Exercise description ▸
In the data below, locate each line with the word "Schiff" and list it.

[Stored dataset items]
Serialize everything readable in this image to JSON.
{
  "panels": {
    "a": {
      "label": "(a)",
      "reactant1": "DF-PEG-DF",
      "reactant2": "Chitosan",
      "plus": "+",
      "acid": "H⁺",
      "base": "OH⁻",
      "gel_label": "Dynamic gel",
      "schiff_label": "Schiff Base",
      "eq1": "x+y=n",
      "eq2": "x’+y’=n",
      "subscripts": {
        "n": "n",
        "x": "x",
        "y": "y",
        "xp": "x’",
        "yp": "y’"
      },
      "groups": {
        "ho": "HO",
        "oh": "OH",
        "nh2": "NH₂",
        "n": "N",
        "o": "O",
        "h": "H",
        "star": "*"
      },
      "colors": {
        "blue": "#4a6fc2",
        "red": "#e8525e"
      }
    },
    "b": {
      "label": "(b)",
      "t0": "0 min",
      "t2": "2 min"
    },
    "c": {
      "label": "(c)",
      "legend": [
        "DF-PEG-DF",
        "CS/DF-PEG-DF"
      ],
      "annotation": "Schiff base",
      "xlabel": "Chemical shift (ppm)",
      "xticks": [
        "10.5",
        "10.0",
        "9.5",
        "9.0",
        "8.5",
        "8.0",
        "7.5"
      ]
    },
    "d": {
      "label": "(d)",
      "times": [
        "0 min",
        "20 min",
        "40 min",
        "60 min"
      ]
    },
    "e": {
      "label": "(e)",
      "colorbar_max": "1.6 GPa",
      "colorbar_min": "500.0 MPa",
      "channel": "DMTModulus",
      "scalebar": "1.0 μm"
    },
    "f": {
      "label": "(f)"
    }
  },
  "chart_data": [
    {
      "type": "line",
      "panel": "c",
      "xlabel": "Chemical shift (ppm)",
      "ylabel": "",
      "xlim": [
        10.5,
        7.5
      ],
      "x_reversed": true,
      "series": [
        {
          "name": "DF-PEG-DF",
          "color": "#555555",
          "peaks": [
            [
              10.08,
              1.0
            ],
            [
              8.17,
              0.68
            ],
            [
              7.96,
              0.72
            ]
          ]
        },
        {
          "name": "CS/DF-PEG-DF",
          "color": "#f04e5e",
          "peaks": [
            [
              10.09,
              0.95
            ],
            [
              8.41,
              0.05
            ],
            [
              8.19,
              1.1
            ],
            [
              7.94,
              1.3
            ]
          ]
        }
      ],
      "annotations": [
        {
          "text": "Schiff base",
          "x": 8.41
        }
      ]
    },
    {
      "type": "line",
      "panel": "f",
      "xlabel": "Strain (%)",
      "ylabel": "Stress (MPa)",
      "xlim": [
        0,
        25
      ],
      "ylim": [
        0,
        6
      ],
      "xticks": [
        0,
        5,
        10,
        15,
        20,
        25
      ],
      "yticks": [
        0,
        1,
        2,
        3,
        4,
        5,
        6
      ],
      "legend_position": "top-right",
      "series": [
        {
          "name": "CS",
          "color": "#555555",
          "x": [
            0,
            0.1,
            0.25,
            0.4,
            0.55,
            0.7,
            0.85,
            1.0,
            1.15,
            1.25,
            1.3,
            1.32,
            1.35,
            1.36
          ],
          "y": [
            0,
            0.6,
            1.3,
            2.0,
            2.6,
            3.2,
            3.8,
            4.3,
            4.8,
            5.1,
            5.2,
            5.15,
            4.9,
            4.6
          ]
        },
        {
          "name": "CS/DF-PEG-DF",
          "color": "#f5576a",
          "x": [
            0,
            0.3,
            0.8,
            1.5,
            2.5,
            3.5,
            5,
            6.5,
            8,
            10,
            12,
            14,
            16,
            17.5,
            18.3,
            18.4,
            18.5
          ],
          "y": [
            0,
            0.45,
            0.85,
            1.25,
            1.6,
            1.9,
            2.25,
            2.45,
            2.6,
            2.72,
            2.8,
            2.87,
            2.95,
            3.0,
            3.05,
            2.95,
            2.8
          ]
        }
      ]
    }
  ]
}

Expected answer ▸
      "schiff_label": "Schiff Base",
      "annotation": "Schiff base",
          "text": "Schiff base",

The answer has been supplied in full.